TASK DESCRIPTION
From the listing below, count the lines where the string "個人情報の保護に関する法律等の一部を改正する法律" occurs. Give the number, with no other words.

DATA FOR THIS TASK
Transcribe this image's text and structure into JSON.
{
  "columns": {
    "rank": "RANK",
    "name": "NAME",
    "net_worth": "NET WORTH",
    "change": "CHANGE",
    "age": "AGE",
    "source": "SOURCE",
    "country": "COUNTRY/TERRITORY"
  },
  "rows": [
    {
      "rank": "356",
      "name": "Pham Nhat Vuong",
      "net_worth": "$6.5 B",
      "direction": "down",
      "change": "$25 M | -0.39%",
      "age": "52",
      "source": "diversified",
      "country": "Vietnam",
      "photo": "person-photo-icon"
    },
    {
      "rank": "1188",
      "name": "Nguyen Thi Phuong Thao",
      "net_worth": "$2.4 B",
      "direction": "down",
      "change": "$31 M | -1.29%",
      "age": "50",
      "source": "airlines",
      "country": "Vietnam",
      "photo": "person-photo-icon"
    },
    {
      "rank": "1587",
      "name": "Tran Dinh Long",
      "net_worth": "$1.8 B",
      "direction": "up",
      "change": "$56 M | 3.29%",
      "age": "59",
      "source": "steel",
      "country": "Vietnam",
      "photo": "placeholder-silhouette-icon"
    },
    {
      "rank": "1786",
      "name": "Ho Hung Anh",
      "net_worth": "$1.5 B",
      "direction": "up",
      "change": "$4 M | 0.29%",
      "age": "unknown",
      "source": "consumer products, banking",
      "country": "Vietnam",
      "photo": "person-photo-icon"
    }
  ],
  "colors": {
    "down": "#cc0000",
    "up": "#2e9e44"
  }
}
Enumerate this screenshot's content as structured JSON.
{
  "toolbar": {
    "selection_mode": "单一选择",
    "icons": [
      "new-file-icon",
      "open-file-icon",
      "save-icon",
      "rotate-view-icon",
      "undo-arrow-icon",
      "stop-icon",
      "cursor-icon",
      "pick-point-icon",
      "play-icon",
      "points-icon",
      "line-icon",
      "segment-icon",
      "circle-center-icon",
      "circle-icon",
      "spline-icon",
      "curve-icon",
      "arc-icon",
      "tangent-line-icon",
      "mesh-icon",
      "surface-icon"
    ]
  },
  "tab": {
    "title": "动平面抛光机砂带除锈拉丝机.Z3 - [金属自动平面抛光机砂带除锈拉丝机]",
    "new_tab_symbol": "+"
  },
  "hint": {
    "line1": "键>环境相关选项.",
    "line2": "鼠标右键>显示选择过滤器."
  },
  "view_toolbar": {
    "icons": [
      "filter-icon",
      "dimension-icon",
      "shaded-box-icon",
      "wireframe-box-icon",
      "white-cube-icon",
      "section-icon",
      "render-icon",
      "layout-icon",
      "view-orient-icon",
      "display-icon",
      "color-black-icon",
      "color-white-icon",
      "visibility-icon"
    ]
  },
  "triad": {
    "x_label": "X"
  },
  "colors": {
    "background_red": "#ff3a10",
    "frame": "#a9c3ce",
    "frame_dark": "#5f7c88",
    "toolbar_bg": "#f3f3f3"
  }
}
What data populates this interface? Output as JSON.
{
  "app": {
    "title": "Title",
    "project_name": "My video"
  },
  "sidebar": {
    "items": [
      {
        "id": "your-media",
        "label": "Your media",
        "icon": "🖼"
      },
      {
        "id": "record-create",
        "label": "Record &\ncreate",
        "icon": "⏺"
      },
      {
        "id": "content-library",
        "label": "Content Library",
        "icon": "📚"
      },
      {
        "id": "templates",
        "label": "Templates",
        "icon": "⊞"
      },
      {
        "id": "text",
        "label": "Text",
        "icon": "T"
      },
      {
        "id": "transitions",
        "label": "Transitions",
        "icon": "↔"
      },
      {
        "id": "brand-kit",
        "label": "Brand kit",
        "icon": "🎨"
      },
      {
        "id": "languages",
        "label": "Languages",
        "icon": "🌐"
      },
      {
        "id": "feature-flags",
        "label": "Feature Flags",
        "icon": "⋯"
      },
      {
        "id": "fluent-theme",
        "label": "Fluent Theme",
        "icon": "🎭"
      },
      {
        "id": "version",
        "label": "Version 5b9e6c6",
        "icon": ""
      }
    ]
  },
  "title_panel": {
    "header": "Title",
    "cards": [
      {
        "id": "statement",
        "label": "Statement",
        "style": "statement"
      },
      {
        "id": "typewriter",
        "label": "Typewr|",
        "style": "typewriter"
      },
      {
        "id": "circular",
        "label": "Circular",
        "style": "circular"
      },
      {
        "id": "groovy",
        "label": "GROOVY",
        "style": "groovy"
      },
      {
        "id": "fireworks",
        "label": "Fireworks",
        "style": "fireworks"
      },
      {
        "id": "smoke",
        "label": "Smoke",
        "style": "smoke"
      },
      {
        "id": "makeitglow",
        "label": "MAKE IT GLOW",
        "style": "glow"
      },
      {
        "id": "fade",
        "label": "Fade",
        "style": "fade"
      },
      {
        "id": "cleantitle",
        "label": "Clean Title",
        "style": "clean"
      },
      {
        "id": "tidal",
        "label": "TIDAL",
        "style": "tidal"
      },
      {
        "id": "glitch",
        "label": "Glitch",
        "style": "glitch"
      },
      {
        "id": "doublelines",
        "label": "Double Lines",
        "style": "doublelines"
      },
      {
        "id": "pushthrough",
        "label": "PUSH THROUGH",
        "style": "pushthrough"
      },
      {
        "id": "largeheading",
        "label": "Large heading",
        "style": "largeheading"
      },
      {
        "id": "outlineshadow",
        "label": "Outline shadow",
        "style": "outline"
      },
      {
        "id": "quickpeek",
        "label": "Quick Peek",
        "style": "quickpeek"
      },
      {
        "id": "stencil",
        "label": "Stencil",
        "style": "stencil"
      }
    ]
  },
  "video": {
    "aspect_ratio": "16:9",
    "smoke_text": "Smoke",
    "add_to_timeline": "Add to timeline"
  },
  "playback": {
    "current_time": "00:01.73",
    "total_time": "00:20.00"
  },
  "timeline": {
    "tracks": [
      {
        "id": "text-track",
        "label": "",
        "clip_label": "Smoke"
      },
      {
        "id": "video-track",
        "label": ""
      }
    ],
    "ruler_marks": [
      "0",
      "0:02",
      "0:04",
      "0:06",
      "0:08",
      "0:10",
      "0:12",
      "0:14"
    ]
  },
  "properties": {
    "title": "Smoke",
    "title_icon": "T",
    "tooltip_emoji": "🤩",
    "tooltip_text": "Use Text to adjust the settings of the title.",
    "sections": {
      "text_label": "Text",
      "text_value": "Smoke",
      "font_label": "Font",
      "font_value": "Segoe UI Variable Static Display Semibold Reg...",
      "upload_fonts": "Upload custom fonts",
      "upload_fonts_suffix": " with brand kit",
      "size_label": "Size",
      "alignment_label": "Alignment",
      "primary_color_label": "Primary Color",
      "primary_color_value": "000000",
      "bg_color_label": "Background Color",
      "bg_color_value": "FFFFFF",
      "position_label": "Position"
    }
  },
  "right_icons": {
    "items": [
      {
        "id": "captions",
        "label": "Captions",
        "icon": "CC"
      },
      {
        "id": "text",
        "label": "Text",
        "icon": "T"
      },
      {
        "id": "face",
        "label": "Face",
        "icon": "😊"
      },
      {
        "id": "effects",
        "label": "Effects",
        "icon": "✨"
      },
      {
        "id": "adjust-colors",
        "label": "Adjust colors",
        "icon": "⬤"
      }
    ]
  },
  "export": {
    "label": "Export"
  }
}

...

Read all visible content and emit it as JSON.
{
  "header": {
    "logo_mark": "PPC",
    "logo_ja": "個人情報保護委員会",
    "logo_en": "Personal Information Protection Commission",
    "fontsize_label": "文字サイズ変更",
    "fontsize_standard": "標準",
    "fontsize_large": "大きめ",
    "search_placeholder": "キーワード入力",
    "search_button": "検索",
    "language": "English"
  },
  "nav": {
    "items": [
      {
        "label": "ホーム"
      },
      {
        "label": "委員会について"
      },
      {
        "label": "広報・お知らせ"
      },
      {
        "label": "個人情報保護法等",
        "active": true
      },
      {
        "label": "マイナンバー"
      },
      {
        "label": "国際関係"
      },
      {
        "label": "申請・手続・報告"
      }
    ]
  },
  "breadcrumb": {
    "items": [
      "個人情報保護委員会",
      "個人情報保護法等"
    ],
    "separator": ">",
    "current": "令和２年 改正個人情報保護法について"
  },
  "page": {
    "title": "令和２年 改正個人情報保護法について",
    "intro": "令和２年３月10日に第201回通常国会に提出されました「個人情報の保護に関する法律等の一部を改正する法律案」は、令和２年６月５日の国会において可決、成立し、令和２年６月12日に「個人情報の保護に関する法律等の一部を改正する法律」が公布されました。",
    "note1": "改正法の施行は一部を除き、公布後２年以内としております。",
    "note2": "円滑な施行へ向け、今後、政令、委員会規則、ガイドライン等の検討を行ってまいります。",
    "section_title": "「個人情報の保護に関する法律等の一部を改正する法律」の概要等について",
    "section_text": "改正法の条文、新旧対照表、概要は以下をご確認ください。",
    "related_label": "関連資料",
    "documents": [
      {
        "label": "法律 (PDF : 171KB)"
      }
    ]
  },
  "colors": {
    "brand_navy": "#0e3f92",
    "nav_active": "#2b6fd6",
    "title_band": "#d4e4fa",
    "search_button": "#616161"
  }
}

ANSWER FOR THIS EXERCISE
2